PLUS search out Walter Graff's websites. 'ere yah goes again .. :-

http://www.bluesky-web.com/new-page6.html

http://www.bluesky-web.com/seminar.htm

I have learnt BUCKETS from both of these masters! Thanks Guys!!!

I spent much time reading and attending trade seminars and participating in tutorials on lighting. I "borrowed" some kit from a pro photographer and got the feel - even more education!


Suitability
Not getting into the massive "design" issues, lighting for an internal shot in terms of "power" is pretty straightforward for me. Often the plugs on the walls provide this. However, if you are contemplating lighting an external shot then you'd be looking at some form of generator and then all the accoutremonts that go with it.

At the moment I can get away with a small kit of 2 lights - Rifa soft box and a Dedo focus-able and an in-line dimmable - plus 2 reflectors and a collection of support trips.

Budget
For me, I look for deals and the like. Here is one in your country that I would have snapped up:
http://www.rostronics.com/proddetail...l600W3lightkit

I'd add some reflectors to this and I definitely confirm the presence of IN-LINE dimmer controls, and if not, see if I could afford at least one dimmer. Failing that then scrims and filters. However this takes time and for a one-man concern like me, is just more to worry about.

**List of tasks**
(1) Update the lighting post's passage from "At the moment" to "of support trips." by replacing "small kit" with "compact kit", and write out the result.
(2) In the records, retype the lines from the line with "table-row [354,761,1009,796]" to the line with "pagination: Previous 1".
The text and the records have no connection to each other.

**Supplied entries**
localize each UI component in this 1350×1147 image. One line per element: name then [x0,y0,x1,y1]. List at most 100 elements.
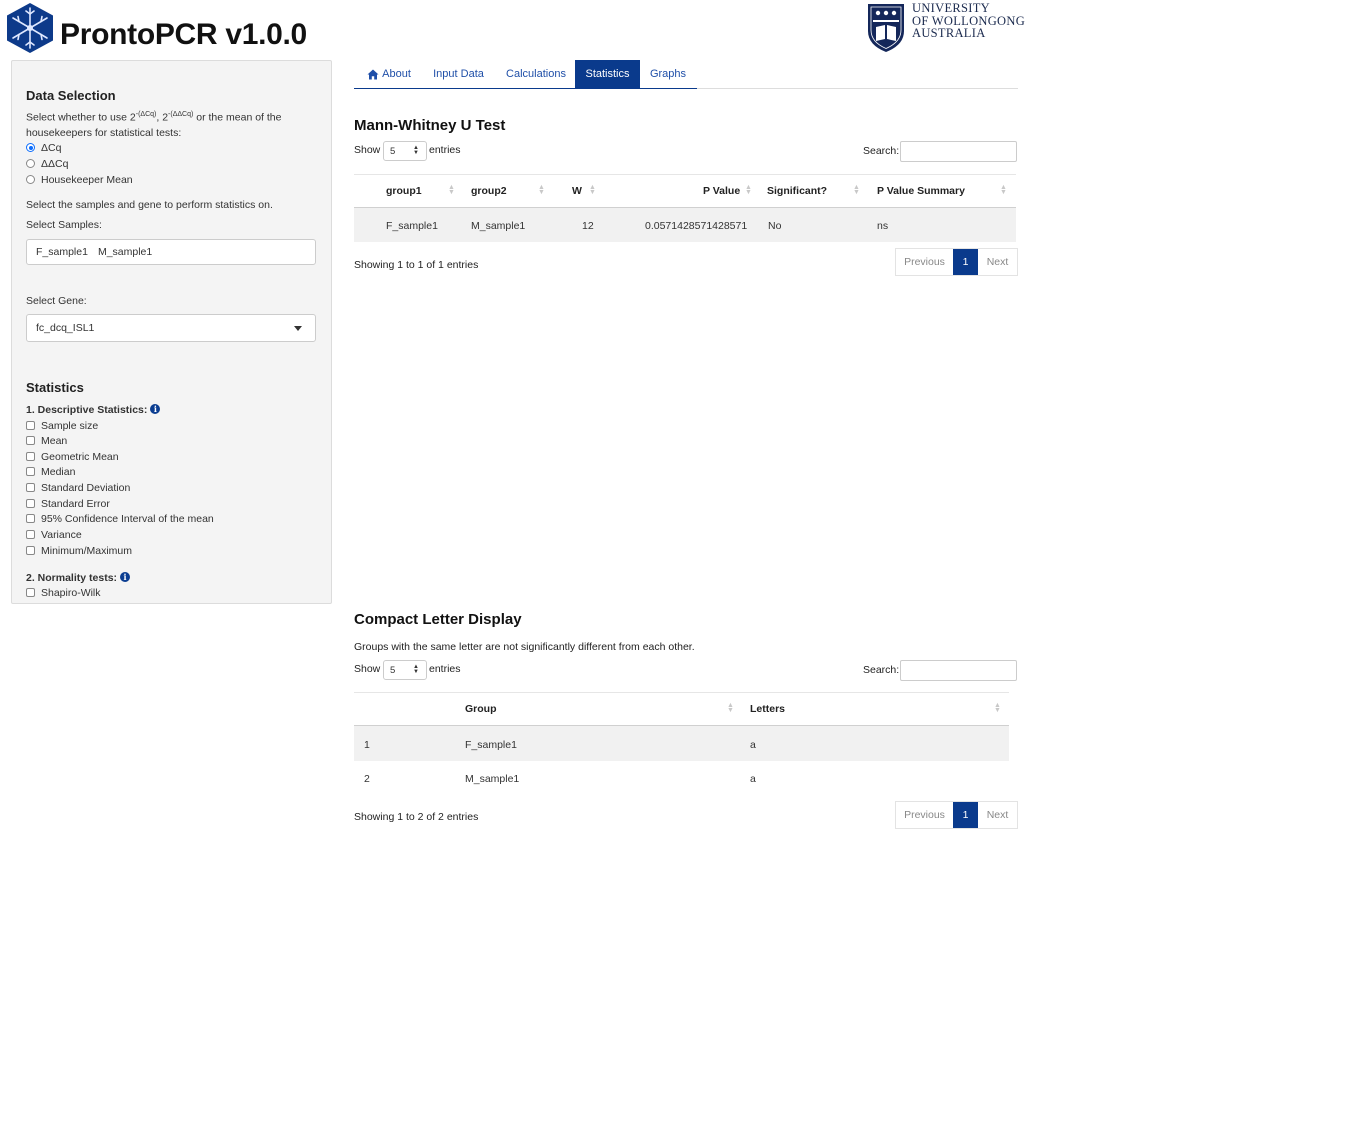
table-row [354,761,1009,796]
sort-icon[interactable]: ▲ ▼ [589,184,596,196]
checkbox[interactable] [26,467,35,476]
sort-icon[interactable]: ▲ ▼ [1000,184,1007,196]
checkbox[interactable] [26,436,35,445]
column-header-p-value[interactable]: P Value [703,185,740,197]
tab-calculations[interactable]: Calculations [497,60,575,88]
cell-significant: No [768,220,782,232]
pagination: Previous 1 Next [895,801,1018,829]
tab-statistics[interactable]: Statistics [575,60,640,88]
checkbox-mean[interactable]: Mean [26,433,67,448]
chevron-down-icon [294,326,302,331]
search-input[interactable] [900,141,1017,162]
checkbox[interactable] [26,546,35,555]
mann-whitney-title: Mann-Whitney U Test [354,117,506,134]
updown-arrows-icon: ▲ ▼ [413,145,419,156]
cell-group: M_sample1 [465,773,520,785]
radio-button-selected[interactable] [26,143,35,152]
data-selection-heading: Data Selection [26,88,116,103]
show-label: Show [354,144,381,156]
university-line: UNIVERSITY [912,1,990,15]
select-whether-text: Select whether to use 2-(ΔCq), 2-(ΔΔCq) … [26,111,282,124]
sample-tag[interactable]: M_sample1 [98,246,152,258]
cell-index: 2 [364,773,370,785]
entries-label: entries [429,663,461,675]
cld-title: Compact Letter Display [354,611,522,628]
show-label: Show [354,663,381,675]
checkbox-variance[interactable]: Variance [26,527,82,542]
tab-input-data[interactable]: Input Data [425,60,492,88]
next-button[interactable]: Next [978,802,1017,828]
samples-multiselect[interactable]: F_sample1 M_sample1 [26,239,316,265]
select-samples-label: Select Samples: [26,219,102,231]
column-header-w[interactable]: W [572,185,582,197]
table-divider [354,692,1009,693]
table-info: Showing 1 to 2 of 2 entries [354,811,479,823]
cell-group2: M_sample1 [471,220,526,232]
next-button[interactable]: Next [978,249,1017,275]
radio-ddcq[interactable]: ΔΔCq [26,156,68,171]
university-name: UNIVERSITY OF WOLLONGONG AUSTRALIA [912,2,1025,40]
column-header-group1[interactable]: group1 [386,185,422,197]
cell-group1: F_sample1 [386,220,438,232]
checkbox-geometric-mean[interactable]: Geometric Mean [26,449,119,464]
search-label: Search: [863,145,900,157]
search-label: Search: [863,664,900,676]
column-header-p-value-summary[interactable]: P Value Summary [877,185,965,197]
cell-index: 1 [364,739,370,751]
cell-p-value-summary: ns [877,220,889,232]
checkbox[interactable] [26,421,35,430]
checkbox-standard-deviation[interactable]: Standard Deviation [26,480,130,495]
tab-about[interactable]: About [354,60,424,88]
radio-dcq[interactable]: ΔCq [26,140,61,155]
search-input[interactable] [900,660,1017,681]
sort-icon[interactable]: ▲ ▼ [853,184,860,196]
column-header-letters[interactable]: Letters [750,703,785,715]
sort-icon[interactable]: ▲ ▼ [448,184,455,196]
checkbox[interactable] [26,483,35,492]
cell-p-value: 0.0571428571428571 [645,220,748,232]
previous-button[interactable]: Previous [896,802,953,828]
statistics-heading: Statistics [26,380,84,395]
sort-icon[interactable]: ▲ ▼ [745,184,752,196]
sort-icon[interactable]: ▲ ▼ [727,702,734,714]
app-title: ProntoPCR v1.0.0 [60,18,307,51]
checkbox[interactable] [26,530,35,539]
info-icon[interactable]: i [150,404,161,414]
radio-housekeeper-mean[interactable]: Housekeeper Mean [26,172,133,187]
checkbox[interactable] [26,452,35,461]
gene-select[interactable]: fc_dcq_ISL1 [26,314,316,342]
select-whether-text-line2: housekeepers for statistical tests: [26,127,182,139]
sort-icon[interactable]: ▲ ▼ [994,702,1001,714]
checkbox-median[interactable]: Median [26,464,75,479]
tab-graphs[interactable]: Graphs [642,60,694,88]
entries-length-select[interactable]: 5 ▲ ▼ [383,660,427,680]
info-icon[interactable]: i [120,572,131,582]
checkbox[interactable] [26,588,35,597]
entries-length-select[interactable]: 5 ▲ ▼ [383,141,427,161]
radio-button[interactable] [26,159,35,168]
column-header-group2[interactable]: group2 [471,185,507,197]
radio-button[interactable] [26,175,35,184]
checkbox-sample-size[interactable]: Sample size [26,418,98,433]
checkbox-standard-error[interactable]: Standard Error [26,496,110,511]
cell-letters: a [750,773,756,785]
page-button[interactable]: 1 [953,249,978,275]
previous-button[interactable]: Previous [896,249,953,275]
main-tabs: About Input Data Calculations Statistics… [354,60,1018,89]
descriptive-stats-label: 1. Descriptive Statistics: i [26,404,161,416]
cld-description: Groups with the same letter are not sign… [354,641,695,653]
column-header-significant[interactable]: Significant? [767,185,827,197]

**Exercise results**
(1)
At the moment I can get away with a compact kit of 2 lights - Rifa soft box and a Dedo focus-able and an in-line dimmable - plus 2 reflectors and a collection of support trips.

(2)
table-row [354,761,1009,796]
sort-icon[interactable]: ▲ ▼ [589,184,596,196]
checkbox[interactable] [26,467,35,476]
sort-icon[interactable]: ▲ ▼ [1000,184,1007,196]
checkbox[interactable] [26,436,35,445]
column-header-p-value[interactable]: P Value [703,185,740,197]
tab-calculations[interactable]: Calculations [497,60,575,88]
cell-significant: No [768,220,782,232]
pagination: Previous 1 Next [895,801,1018,829]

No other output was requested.